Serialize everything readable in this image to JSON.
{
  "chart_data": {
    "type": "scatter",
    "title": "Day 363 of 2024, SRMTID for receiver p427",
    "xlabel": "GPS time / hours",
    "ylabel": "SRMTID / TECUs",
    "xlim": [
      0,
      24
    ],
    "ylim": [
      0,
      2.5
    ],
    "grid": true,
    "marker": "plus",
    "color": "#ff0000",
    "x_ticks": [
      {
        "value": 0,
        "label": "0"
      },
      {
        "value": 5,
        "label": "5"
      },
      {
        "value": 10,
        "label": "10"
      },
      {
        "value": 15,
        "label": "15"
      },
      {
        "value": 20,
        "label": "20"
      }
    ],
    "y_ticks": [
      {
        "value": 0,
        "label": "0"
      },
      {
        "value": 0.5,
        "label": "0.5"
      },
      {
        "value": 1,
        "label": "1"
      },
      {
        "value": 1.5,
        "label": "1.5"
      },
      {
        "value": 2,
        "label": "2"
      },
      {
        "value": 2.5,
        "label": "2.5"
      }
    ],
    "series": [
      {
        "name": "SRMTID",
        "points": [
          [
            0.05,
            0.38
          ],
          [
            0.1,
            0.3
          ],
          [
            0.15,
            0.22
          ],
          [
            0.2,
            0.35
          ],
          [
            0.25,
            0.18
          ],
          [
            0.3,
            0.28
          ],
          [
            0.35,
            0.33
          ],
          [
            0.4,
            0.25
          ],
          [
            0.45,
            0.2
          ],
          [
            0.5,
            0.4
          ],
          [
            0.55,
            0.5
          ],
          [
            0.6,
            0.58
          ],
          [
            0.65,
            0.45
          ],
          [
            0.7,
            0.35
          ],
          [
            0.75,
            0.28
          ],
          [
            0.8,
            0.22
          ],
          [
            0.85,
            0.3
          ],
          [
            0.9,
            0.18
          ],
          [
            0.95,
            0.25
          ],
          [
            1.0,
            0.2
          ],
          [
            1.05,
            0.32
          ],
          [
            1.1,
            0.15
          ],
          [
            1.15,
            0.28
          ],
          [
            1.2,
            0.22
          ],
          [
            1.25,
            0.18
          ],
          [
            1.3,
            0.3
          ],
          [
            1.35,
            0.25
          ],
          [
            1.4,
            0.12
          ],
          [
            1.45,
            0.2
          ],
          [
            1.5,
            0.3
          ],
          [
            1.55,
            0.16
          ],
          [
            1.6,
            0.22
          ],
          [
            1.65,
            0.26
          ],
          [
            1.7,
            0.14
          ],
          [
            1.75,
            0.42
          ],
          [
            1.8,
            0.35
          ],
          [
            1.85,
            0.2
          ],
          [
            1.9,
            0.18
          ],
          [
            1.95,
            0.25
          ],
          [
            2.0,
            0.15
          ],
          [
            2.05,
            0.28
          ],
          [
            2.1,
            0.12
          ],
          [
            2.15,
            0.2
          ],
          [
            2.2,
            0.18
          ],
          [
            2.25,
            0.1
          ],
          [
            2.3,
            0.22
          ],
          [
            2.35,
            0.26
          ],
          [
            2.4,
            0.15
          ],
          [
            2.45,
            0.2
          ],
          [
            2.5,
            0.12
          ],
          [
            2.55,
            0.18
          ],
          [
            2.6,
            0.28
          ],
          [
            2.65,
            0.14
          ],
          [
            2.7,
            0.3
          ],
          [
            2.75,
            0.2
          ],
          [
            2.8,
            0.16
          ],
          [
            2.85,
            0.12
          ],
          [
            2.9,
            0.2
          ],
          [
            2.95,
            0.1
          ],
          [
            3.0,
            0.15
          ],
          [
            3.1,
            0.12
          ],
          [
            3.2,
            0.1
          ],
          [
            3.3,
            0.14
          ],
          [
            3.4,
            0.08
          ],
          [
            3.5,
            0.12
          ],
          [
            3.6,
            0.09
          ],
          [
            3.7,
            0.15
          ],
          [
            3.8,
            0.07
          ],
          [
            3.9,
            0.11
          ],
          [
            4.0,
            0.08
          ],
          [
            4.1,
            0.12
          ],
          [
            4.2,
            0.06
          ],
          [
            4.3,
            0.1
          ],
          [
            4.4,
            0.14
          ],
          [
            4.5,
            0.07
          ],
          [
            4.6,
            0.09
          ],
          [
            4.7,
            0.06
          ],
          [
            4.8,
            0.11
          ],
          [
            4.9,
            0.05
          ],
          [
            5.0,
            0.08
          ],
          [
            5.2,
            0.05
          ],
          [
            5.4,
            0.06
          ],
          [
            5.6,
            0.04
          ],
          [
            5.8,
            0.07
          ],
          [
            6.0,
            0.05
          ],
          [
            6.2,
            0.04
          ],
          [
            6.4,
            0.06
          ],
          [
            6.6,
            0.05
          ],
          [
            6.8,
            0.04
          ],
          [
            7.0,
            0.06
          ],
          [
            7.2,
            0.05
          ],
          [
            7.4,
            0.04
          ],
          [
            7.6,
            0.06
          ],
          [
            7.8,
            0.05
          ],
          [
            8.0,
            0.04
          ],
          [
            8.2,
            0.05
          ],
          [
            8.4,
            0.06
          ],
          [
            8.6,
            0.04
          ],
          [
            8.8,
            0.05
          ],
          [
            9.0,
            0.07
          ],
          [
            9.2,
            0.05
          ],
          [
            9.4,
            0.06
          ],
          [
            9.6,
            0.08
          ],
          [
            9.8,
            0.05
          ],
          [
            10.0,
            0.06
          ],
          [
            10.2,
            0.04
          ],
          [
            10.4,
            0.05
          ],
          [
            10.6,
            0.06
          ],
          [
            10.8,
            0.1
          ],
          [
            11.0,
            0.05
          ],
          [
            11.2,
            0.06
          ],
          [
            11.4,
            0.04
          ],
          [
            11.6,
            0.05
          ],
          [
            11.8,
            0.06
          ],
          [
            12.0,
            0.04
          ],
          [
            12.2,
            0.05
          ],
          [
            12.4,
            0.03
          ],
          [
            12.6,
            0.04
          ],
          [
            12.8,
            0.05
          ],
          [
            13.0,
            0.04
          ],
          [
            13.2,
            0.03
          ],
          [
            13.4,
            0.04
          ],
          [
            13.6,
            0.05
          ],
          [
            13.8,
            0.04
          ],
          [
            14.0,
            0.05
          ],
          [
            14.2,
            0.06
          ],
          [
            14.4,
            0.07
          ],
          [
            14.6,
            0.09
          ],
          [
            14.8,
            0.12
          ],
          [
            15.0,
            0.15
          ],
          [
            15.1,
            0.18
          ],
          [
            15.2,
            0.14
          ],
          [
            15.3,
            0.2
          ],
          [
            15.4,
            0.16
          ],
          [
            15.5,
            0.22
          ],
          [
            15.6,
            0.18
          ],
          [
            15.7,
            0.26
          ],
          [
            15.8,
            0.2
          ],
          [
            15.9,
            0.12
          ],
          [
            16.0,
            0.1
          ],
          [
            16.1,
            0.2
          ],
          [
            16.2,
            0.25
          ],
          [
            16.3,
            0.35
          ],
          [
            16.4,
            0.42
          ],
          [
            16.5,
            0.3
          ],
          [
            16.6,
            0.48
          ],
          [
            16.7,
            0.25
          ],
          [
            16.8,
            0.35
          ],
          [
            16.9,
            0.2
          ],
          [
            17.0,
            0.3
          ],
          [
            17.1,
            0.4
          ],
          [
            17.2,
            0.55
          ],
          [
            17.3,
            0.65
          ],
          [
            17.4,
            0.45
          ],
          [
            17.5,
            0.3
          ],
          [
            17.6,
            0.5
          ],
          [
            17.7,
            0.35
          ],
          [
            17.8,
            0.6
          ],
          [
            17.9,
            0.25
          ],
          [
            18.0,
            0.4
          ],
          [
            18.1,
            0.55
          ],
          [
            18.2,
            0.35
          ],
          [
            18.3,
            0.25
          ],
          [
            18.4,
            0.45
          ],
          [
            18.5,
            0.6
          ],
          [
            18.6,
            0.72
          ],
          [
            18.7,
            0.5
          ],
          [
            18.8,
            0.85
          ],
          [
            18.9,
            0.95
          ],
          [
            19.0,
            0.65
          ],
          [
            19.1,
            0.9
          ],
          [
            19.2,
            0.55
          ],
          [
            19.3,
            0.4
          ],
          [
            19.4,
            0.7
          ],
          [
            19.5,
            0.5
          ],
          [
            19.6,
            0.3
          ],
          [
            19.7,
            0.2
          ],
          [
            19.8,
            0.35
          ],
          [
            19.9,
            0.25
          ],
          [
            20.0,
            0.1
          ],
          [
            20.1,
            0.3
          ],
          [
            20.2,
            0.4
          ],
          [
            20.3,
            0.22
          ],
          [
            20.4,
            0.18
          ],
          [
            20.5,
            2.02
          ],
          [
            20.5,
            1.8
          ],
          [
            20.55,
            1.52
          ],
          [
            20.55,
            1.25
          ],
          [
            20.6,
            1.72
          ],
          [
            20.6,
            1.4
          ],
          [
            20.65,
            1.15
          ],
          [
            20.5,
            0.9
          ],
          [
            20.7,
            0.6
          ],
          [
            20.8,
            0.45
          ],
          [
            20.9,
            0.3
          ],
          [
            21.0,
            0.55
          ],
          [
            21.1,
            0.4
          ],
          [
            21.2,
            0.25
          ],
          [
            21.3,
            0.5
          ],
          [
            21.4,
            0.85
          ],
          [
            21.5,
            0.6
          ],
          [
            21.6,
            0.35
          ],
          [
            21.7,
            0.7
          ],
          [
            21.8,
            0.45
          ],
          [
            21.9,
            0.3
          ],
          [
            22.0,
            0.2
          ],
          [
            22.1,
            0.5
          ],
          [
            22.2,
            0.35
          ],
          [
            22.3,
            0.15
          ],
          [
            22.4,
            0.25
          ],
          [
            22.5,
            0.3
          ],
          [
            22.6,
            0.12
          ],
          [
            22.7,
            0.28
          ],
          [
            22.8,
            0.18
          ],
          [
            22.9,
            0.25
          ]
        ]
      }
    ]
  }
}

_Problem statement_: Supply the count of lines in the entries that contain the word "value", and nothing besides.

_The response_: 11